## 課題の内容
下に掲げた『ブラックパンサー』続編の感想文を、その末尾の後から書き継いでください。

## テキスト部分
——————
前者はおよそ10年超に亘るMCUの集大成、後者はトビー&アンドリューのサプライズ出演(一応、公開前は噂段階だったけど)などを楽しみに、ドキドキとワクワクが止まらなかった。

そして本作も、公開されるその日を待ちに待っていたのだけれど、その想いは上記の二作品とはどこか異なるものでした。もちろん期待感もあったけど、それ以上に僕の、或いは多くの人の関心のほとんどは、ティ・チャラ/チャドウィック・ボーズマンを失った今、何が描かれるのかということだったと思います。
(ネタバレではありませんが、それなりに内容に触れていきます。悪しからず。)


 冒頭に流れる、お馴染みのMCUのロゴ映像。スタン・リーの時と同様、故人へのリスペクトに溢れた特別仕様のせいで、まだ始まってもいないのに涙腺がやばばば……。そして物語は始まり、ティ・チャラの死から描かれ始める。既にわかってはいたのに、ライアン・クーグラー作品ではお馴染みの長回しによる緊張感が、より一層、この事態を深刻に、重たくさせていた印象です。ワカンダにとって、MCUにとって、ファンにとって、映画界、世界にとって、とても大きな存在だったのだなと、改めて痛感させられます。

彼の死、そして葬儀のシーンは、故チャドウィックのそれと同じにしか感じられない。それほどに彼はティ・チャラ/ブラック パンサーそのものだったのだと象徴するシーン。

ジャッキー・ロビンソン、サーグッド・マーシャル、ジェームズ・ブラウンなど、歴史に名を残すような黒人たちを演じてきたチャドウィックの活躍、そして『ブラックパンサ ー』という作品の存在意義。俳優として、映画人として、彼が世界に伝え届けてくれたことの数々。そういった彼の意志と、何よりチャドウィック・ボーズマンへのリスペクトを、本作からは色濃く感じられます。

ネット記事の引用になりますが、レティーシャ・ライト(シュリ役)がインタビューで述 べていた「彼へのラブレター」という言葉が非常にわかり易いかと思います。

私にとって続編は、チャドウィックのレガシーに対する美しき貢献だと感じています。続編は彼に贈るラブレターのようなものです。毎日、撮影セットに行って、彼に捧げるために各シーンにエネルギーを注ぐことにフォーカスしたし、彼が誇りに思えるよう、この映画に卓越したものを捧げたかったんです。  —— レティーシャ・ライト

『THE RIVER』
——————
[データセットからの抜粋]
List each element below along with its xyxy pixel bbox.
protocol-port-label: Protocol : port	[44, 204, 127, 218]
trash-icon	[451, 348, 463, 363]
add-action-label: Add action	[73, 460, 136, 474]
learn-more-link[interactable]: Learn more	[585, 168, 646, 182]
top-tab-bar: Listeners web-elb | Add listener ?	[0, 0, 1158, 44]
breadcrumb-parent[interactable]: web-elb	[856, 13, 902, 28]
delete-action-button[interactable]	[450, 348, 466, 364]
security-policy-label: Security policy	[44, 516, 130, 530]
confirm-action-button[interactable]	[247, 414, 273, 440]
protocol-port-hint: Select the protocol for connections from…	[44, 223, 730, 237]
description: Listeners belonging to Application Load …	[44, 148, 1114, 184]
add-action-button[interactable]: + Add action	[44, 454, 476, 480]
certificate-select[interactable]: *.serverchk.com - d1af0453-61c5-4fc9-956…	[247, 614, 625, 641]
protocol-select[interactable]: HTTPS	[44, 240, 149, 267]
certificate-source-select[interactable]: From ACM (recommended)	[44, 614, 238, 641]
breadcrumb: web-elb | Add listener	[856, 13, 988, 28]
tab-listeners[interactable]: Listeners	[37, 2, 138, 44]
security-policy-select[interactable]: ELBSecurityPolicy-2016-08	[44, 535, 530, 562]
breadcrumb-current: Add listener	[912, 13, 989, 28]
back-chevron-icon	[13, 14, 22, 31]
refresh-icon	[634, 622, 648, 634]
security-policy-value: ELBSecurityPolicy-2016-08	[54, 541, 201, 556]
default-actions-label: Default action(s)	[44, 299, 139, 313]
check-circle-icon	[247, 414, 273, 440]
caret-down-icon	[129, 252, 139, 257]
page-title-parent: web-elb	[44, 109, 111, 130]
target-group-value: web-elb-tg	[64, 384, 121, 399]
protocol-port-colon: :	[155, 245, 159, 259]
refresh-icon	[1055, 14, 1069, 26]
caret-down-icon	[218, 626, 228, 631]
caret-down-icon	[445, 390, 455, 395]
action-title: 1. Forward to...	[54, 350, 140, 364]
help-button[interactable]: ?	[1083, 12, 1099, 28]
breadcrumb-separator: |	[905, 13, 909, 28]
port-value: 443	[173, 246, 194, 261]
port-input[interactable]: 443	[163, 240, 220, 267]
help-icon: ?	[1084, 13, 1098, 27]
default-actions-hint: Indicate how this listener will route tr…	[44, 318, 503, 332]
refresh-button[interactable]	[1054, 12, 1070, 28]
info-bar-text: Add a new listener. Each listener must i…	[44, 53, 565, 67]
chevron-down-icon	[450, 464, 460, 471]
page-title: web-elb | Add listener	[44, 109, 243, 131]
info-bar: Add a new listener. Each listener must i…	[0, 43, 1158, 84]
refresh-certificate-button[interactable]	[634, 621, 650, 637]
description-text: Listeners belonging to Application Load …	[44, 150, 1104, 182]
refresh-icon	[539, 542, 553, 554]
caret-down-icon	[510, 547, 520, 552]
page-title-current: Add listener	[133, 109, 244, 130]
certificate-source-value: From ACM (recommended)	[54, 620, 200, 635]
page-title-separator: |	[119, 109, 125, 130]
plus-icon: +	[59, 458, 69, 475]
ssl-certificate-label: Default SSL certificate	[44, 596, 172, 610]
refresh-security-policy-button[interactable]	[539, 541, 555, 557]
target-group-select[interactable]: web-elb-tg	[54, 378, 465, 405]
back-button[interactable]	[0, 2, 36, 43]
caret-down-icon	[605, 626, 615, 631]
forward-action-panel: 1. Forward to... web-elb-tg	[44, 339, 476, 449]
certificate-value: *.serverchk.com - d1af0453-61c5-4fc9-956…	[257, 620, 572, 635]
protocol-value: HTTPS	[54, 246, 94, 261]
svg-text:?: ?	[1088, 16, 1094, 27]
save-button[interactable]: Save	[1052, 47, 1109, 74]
——————
## 課題の出力
 同時に、死んだ者をどう捉えるかということについても考えさせられる本作。チャド ウィック・ボーズマンがもう居ないという重み、大きさ、掛け替えの無さが作品自体にも作用していたように思います。

死者とは、もう存在しないから関係が無いのか。或いは既にこの世を去ったその人が、生きる人々に何をもたらすのか。偉大な兄を失ったことを上手く受け入れられていないように見えるシュリを主人公にして、人の〈死〉を受け入れることがどういうものなのかについて描かれていたように感じました。


 死んでいる——もうこの世に居ない——者のことなど関係無いのだと口にしていたはずのシュリが、物語の要となる場面では、そんな死者の言葉に大きく心を動かされる。彼女の言葉に対するどこか皮肉めいた展開のおかげで、「関係無い」という台詞とは裏腹に、 真逆の事を伝えているようにすら感じられてくる。

人はいつか死ぬ、しかし既にこの世を去っていようとも、その存在は消えることなく、生きる者に何かをもたらし得るのではないだろうかと。



 最期の最後、彼女が心の中に想像するという形で、観客は再び彼に会うことができる。今も兄の意志は、魂は彼女の心の中に、ワカンダに残っているのだと言ってくれているかのようなシーン。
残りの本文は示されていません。